-------- Source

Tutorial

The HyperFit method is fully described in Robotham & Obreschkow 2015. This page just gives some basic ideas behind the theory, and details of how this is implemented in Python.

The Theory

As detailed in the above link, we assume that our data is drawn from an N-1 dimensional hyperplane \(\mathcal{H}\), with some intrinsic, Gaussian scatter orthogonal to this plane \(\sigma_{\perp}\). We can always define a normal vector \(\boldsymbol{n}\) that goes from the origin to this plane.

If we then have a bunch of \(N\) measurements at locations \(\boldsymbol{x_{i}}\), each with it’s own covariance matrix \(\mathsf{\boldsymbol{C_{i}}}\), we can write the log likelihood of our data in terms of the vector \(\boldsymbol{n}\) as

\[\mathrm{ln}\mathcal{L} = \frac{1}{2}\sum_{i=1}^{N}\biggl[\mathrm{ln}\biggl(\sigma_{\perp} + \frac{\boldsymbol{n}^{T}\mathsf{\boldsymbol{C_{i}}}\boldsymbol{n}}{\boldsymbol{n}^{T}\boldsymbol{n}}\biggl) + \frac{(\boldsymbol{n}^{T}[\boldsymbol{x_{i}}-\boldsymbol{n}])^{2}}{\sigma^{2}_{\perp}\boldsymbol{n}^{T}\boldsymbol{n} + \boldsymbol{n}^{T}\mathsf{\boldsymbol{C_{i}}}\boldsymbol{n}}\biggl]\]

HyperFit finds the best-fitting plane for the data by maximising this log-likelihood as a function of the components of the normal vector and the intrinsic scatter. The same log-likelihood can be used to perform an MCMC over these same quantities.

----------------

Condense the paragraph of the HyperFit tutorial that opens with "As detailed in the above link" into a brief bulleted list that retains its main facts. The lines placed after this point were taken from a different source than the tutorial.

-------- Data extract

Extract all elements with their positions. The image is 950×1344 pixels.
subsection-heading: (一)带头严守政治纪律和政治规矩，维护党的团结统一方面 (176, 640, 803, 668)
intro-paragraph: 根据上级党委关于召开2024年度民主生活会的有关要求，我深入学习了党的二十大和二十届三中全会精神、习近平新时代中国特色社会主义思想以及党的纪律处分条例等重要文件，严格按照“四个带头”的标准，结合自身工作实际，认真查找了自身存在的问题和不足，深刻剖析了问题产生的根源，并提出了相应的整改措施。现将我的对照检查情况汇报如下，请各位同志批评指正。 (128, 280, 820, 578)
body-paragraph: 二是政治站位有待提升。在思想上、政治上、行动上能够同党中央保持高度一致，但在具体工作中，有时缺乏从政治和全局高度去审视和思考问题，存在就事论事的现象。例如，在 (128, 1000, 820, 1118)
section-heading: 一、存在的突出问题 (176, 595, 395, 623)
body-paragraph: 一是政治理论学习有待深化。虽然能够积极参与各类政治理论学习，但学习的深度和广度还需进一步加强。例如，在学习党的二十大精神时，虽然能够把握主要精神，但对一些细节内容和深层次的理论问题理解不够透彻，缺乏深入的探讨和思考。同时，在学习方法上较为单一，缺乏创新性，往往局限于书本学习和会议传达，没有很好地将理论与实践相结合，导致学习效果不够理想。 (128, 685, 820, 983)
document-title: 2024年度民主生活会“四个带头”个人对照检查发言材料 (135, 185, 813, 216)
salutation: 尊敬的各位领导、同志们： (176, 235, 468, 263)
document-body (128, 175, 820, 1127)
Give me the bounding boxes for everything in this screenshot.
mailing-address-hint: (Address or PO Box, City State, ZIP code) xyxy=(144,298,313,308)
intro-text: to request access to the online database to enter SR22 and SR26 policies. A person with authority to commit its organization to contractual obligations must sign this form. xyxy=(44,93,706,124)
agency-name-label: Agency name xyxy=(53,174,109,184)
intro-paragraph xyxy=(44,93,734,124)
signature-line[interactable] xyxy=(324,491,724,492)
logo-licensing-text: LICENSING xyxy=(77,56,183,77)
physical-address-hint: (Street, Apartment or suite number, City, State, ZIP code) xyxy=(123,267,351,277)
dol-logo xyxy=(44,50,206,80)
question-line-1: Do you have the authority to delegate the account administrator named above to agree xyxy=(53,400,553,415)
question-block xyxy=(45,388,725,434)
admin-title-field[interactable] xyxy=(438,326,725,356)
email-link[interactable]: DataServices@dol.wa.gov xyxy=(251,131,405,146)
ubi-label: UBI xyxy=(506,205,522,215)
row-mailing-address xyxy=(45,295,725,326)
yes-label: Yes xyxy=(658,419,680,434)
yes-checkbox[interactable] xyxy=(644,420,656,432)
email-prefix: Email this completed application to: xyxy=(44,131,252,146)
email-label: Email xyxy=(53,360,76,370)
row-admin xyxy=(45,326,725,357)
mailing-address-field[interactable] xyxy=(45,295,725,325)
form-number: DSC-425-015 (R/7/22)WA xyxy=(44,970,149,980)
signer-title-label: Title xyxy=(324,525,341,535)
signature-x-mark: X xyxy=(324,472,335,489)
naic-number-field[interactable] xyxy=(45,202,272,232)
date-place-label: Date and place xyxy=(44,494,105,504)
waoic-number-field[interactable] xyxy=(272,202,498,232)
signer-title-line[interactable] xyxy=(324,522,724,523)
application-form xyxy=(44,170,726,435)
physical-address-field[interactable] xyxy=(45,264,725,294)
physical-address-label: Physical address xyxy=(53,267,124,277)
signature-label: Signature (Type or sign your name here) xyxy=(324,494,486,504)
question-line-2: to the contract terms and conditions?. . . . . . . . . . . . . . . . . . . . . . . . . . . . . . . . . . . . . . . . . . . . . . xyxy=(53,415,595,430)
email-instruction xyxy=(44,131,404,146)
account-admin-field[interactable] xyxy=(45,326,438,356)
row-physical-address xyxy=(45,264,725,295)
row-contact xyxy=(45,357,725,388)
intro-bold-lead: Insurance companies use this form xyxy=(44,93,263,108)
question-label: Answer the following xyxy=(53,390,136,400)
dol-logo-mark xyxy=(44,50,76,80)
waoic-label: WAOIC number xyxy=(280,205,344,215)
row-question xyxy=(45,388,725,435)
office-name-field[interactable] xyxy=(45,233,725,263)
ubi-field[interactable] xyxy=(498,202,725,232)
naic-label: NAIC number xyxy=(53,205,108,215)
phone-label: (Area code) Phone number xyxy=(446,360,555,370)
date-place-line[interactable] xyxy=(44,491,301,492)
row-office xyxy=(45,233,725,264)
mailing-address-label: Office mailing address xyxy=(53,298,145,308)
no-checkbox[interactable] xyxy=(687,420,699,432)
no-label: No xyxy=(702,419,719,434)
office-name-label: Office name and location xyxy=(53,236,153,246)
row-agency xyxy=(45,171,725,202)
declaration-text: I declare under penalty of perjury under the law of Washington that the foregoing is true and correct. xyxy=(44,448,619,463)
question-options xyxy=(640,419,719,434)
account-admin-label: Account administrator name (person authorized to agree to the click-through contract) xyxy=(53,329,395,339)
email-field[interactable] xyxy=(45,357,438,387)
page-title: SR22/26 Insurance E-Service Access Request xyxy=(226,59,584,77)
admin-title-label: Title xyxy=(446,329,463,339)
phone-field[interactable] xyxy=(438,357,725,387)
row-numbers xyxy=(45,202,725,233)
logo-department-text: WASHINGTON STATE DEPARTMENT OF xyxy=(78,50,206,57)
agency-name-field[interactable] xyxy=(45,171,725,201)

----------------

*Written reply*
- The data are assumed to be drawn from an N-1 dimensional hyperplane H.
- The data have an intrinsic Gaussian scatter, σ⊥, orthogonal to this plane.
- A normal vector n can always be defined that runs from the origin to the plane.